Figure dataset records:
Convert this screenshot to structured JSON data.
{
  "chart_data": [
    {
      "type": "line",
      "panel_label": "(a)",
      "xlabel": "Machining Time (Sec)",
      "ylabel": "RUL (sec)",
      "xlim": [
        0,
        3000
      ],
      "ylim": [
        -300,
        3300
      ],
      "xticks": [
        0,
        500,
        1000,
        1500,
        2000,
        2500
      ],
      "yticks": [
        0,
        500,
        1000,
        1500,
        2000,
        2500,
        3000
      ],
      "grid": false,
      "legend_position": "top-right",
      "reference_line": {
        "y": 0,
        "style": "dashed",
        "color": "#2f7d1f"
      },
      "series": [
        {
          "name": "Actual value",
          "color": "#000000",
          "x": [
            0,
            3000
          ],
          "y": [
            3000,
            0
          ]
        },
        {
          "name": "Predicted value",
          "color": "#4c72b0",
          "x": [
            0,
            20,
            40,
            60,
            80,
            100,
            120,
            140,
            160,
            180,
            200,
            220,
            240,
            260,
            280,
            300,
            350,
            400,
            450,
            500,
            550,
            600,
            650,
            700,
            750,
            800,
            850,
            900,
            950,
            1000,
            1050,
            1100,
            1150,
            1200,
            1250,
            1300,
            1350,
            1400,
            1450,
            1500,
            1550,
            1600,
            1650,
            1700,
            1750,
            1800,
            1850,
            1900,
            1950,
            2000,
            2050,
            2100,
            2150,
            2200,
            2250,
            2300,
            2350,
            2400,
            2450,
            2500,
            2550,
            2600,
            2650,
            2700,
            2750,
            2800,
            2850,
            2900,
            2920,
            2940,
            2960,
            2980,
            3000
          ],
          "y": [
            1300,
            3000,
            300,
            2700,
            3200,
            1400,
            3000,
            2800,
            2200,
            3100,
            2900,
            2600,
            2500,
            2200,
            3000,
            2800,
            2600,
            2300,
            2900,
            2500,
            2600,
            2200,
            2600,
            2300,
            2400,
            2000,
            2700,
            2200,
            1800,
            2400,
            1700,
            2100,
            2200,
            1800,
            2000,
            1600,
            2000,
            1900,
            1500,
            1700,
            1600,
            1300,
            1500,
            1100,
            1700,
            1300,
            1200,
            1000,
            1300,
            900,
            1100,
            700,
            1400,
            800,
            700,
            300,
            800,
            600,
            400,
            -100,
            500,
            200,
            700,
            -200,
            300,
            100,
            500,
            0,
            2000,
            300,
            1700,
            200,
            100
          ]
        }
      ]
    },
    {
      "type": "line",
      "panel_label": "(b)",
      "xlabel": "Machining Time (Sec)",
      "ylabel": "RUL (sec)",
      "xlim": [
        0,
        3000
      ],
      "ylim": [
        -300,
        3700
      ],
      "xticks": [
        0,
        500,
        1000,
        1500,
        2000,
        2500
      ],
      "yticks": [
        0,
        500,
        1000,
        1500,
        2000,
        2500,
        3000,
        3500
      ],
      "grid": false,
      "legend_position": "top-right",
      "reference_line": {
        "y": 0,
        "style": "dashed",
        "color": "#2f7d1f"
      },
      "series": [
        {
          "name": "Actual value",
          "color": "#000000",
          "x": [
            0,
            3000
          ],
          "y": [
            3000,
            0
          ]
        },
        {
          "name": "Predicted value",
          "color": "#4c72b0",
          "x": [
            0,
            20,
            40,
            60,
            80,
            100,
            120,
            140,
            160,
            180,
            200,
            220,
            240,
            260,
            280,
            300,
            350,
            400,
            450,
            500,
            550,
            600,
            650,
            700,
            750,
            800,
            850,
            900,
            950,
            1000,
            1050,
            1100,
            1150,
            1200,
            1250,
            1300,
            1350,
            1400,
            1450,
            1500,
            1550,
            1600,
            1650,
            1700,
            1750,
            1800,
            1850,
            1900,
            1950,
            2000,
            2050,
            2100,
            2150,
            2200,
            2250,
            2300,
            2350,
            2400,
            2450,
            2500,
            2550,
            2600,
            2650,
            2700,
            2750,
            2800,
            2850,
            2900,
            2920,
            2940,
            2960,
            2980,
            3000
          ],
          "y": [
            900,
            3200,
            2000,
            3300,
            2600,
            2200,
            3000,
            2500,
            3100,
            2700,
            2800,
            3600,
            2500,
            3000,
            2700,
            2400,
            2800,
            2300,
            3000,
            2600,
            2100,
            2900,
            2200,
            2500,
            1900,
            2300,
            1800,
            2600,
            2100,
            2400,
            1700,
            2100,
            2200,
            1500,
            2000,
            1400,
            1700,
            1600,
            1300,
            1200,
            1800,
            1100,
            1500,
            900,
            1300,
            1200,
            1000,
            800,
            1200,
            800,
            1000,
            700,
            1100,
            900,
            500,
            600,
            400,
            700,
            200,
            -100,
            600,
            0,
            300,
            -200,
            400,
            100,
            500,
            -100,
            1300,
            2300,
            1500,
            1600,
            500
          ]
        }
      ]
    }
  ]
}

> [Job]:
Retype every entry above, word for word.

> [Reply]:
Convert this screenshot to structured JSON data.
{
  "chart_data": [
    {
      "type": "line",
      "panel_label": "(a)",
      "xlabel": "Machining Time (Sec)",
      "ylabel": "RUL (sec)",
      "xlim": [
        0,
        3000
      ],
      "ylim": [
        -300,
        3300
      ],
      "xticks": [
        0,
        500,
        1000,
        1500,
        2000,
        2500
      ],
      "yticks": [
        0,
        500,
        1000,
        1500,
        2000,
        2500,
        3000
      ],
      "grid": false,
      "legend_position": "top-right",
      "reference_line": {
        "y": 0,
        "style": "dashed",
        "color": "#2f7d1f"
      },
      "series": [
        {
          "name": "Actual value",
          "color": "#000000",
          "x": [
            0,
            3000
          ],
          "y": [
            3000,
            0
          ]
        },
        {
          "name": "Predicted value",
          "color": "#4c72b0",
          "x": [
            0,
            20,
            40,
            60,
            80,
            100,
            120,
            140,
            160,
            180,
            200,
            220,
            240,
            260,
            280,
            300,
            350,
            400,
            450,
            500,
            550,
            600,
            650,
            700,
            750,
            800,
            850,
            900,
            950,
            1000,
            1050,
            1100,
            1150,
            1200,
            1250,
            1300,
            1350,
            1400,
            1450,
            1500,
            1550,
            1600,
            1650,
            1700,
            1750,
            1800,
            1850,
            1900,
            1950,
            2000,
            2050,
            2100,
            2150,
            2200,
            2250,
            2300,
            2350,
            2400,
            2450,
            2500,
            2550,
            2600,
            2650,
            2700,
            2750,
            2800,
            2850,
            2900,
            2920,
            2940,
            2960,
            2980,
            3000
          ],
          "y": [
            1300,
            3000,
            300,
            2700,
            3200,
            1400,
            3000,
            2800,
            2200,
            3100,
            2900,
            2600,
            2500,
            2200,
            3000,
            2800,
            2600,
            2300,
            2900,
            2500,
            2600,
            2200,
            2600,
            2300,
            2400,
            2000,
            2700,
            2200,
            1800,
            2400,
            1700,
            2100,
            2200,
            1800,
            2000,
            1600,
            2000,
            1900,
            1500,
            1700,
            1600,
            1300,
            1500,
            1100,
            1700,
            1300,
            1200,
            1000,
            1300,
            900,
            1100,
            700,
            1400,
            800,
            700,
            300,
            800,
            600,
            400,
            -100,
            500,
            200,
            700,
            -200,
            300,
            100,
            500,
            0,
            2000,
            300,
            1700,
            200,
            100
          ]
        }
      ]
    },
    {
      "type": "line",
      "panel_label": "(b)",
      "xlabel": "Machining Time (Sec)",
      "ylabel": "RUL (sec)",
      "xlim": [
        0,
        3000
      ],
      "ylim": [
        -300,
        3700
      ],
      "xticks": [
        0,
        500,
        1000,
        1500,
        2000,
        2500
      ],
      "yticks": [
        0,
        500,
        1000,
        1500,
        2000,
        2500,
        3000,
        3500
      ],
      "grid": false,
      "legend_position": "top-right",
      "reference_line": {
        "y": 0,
        "style": "dashed",
        "color": "#2f7d1f"
      },
      "series": [
        {
          "name": "Actual value",
          "color": "#000000",
          "x": [
            0,
            3000
          ],
          "y": [
            3000,
            0
          ]
        },
        {
          "name": "Predicted value",
          "color": "#4c72b0",
          "x": [
            0,
            20,
            40,
            60,
            80,
            100,
            120,
            140,
            160,
            180,
            200,
            220,
            240,
            260,
            280,
            300,
            350,
            400,
            450,
            500,
            550,
            600,
            650,
            700,
            750,
            800,
            850,
            900,
            950,
            1000,
            1050,
            1100,
            1150,
            1200,
            1250,
            1300,
            1350,
            1400,
            1450,
            1500,
            1550,
            1600,
            1650,
            1700,
            1750,
            1800,
            1850,
            1900,
            1950,
            2000,
            2050,
            2100,
            2150,
            2200,
            2250,
            2300,
            2350,
            2400,
            2450,
            2500,
            2550,
            2600,
            2650,
            2700,
            2750,
            2800,
            2850,
            2900,
            2920,
            2940,
            2960,
            2980,
            3000
          ],
          "y": [
            900,
            3200,
            2000,
            3300,
            2600,
            2200,
            3000,
            2500,
            3100,
            2700,
            2800,
            3600,
            2500,
            3000,
            2700,
            2400,
            2800,
            2300,
            3000,
            2600,
            2100,
            2900,
            2200,
            2500,
            1900,
            2300,
            1800,
            2600,
            2100,
            2400,
            1700,
            2100,
            2200,
            1500,
            2000,
            1400,
            1700,
            1600,
            1300,
            1200,
            1800,
            1100,
            1500,
            900,
            1300,
            1200,
            1000,
            800,
            1200,
            800,
            1000,
            700,
            1100,
            900,
            500,
            600,
            400,
            700,
            200,
            -100,
            600,
            0,
            300,
            -200,
            400,
            100,
            500,
            -100,
            1300,
            2300,
            1500,
            1600,
            500
          ]
        }
      ]
    }
  ]
}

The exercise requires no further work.